Stored dataset entries
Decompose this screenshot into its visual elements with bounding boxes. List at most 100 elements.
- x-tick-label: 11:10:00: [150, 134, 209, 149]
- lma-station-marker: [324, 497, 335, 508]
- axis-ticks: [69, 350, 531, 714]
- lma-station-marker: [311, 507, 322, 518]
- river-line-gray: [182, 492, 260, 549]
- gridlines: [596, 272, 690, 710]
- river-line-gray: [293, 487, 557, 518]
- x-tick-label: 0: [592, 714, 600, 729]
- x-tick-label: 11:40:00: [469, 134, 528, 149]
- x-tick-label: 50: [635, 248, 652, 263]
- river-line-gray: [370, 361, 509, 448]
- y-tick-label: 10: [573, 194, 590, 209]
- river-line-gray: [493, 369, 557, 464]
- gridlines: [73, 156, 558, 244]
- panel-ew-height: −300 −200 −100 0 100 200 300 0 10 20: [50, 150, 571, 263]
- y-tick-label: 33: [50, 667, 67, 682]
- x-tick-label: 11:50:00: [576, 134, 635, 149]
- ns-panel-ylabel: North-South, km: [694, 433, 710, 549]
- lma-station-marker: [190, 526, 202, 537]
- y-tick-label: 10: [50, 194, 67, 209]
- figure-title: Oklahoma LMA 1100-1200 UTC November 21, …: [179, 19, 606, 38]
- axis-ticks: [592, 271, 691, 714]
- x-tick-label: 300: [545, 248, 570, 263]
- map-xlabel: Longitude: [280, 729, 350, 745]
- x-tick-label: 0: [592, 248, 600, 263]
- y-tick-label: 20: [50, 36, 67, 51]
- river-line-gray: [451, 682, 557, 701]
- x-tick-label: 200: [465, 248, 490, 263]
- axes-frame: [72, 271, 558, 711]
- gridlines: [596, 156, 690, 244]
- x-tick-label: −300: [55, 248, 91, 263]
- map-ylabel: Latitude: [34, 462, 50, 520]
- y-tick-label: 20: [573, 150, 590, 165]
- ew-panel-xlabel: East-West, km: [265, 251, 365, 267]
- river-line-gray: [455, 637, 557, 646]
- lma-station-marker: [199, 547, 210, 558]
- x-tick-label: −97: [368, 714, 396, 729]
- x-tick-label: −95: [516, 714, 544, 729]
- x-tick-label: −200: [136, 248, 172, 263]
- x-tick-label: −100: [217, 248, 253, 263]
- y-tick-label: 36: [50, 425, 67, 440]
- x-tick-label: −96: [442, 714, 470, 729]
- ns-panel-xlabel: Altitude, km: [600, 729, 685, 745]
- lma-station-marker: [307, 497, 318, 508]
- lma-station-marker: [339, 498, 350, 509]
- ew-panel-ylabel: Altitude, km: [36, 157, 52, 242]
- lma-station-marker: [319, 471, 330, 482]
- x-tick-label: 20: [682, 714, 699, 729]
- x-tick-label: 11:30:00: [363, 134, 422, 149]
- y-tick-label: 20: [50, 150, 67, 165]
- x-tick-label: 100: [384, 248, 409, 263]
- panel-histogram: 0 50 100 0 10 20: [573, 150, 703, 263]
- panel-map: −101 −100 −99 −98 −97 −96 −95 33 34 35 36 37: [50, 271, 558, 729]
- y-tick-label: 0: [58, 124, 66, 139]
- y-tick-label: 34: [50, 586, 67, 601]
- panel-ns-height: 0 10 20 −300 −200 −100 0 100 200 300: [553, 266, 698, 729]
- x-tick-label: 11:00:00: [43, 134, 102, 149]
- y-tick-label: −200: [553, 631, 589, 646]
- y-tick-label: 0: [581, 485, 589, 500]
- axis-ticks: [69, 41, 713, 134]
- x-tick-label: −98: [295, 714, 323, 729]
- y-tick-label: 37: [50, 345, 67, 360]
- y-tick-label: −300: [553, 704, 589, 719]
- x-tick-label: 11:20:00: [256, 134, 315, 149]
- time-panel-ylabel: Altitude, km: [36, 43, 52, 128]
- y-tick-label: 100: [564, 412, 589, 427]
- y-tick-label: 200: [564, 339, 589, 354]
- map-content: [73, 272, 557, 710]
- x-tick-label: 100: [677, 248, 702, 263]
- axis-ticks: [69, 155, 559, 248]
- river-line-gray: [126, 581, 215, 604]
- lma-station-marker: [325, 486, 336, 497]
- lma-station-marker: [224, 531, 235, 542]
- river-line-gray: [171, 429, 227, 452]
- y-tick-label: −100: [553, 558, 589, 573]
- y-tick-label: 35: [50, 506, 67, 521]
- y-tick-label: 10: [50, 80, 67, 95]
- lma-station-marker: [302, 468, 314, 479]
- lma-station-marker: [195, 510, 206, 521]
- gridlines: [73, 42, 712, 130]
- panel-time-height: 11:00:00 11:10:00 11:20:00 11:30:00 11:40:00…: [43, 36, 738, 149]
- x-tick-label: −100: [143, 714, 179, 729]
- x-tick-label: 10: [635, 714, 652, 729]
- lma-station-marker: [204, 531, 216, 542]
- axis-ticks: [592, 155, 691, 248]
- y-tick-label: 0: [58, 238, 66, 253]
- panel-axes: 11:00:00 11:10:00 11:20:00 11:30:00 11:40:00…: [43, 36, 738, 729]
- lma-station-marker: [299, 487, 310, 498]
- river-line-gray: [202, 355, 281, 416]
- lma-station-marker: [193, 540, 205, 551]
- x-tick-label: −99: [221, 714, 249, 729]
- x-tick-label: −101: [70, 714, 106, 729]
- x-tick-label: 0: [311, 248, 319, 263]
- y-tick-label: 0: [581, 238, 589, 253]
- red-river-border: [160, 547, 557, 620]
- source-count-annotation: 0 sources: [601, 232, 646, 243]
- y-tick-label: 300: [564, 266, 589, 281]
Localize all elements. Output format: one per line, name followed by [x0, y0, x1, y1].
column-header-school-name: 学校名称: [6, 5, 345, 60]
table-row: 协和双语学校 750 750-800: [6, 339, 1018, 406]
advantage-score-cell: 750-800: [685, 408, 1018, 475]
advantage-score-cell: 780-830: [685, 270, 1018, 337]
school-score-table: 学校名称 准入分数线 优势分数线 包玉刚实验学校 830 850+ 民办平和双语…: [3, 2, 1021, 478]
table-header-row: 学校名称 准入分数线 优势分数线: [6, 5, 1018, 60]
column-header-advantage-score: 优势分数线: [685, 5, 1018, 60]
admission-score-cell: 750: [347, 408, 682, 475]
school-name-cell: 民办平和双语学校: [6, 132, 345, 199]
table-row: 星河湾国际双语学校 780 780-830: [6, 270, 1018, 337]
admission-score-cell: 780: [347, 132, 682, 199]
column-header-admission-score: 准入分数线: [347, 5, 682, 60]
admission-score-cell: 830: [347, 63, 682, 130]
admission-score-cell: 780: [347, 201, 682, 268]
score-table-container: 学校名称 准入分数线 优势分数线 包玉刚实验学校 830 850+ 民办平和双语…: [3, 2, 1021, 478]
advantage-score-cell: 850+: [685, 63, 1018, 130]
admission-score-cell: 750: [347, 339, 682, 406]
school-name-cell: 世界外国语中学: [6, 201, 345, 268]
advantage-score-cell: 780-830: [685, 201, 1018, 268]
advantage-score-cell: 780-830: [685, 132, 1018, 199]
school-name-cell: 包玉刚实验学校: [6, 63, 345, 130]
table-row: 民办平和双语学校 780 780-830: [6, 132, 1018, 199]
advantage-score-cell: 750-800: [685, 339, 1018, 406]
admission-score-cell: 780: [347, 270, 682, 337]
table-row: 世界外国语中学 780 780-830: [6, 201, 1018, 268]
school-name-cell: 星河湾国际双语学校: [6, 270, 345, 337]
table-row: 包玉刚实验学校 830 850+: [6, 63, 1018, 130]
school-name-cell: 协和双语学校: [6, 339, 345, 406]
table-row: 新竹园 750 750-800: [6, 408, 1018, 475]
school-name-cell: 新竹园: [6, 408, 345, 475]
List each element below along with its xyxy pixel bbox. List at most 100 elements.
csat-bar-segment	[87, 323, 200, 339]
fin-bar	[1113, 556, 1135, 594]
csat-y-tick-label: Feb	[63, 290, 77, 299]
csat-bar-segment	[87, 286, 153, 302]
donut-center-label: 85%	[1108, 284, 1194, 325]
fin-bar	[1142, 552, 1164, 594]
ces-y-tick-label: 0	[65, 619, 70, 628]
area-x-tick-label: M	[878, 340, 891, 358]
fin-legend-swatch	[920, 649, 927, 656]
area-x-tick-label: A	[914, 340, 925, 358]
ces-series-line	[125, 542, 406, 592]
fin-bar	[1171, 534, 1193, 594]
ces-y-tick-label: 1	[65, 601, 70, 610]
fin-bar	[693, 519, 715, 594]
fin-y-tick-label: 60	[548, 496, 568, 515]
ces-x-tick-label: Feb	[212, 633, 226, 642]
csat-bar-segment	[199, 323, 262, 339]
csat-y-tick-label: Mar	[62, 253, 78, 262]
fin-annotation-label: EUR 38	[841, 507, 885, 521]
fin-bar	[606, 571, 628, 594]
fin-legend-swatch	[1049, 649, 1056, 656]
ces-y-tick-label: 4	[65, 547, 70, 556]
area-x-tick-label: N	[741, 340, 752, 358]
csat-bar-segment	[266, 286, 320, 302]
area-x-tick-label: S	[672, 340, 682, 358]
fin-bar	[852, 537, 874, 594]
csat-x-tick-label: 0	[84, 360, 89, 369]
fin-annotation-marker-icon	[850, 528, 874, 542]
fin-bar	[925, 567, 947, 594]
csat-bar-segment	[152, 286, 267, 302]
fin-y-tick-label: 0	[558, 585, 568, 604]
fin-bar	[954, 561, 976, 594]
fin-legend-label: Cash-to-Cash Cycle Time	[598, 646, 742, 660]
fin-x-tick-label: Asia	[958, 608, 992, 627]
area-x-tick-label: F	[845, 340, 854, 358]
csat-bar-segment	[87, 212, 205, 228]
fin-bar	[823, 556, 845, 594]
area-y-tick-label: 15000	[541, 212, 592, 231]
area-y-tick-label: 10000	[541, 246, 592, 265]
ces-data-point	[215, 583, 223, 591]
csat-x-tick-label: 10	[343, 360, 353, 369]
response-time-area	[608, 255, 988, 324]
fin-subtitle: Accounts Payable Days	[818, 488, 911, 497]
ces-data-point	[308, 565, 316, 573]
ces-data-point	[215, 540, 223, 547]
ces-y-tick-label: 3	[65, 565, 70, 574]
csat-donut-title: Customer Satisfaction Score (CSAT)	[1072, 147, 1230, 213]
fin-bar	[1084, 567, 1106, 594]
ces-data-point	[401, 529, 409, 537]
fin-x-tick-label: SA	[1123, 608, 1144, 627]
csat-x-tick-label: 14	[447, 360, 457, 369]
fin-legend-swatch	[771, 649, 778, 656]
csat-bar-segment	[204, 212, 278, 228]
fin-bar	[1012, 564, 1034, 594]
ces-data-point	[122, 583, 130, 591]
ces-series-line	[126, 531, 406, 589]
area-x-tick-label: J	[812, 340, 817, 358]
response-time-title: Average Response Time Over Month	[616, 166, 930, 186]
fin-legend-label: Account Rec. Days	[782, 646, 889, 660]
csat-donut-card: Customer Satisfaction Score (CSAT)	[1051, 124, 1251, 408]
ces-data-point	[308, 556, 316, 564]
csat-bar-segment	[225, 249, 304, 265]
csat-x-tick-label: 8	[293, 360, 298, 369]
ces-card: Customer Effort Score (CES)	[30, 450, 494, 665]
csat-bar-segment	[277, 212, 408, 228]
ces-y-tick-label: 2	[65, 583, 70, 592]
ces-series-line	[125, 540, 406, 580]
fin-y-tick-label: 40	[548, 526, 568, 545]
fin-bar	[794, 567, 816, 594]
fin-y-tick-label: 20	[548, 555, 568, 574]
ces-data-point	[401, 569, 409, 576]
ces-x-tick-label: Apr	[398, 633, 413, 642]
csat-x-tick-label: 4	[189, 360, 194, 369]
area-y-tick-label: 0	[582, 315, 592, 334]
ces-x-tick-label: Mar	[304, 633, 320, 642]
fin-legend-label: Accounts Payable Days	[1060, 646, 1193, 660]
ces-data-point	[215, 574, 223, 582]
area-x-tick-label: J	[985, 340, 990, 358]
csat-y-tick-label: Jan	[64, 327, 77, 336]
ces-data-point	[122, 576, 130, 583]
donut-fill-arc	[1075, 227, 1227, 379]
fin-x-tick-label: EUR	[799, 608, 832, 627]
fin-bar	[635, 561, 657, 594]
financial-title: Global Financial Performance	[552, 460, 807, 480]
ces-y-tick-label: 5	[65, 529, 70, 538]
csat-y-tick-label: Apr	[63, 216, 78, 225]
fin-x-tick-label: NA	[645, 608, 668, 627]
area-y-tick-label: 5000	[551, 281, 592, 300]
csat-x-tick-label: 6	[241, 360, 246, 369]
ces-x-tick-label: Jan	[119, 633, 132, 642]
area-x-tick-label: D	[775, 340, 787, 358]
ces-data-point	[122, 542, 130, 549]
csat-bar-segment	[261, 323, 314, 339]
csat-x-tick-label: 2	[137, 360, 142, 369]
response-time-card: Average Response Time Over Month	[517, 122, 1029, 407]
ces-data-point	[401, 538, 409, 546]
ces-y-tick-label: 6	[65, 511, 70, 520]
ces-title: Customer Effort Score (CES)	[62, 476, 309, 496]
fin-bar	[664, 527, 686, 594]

> [Stated task]: Reproduce verbatim the entries from the very first line through the line containing "- x-tick-label: 50: [635, 248, 652, 263]", with that line included.

> [Solution to the problem]:
Decompose this screenshot into its visual elements with bounding boxes. List at most 100 elements.
- x-tick-label: 11:10:00: [150, 134, 209, 149]
- lma-station-marker: [324, 497, 335, 508]
- axis-ticks: [69, 350, 531, 714]
- lma-station-marker: [311, 507, 322, 518]
- river-line-gray: [182, 492, 260, 549]
- gridlines: [596, 272, 690, 710]
- river-line-gray: [293, 487, 557, 518]
- x-tick-label: 0: [592, 714, 600, 729]
- x-tick-label: 11:40:00: [469, 134, 528, 149]
- x-tick-label: 50: [635, 248, 652, 263]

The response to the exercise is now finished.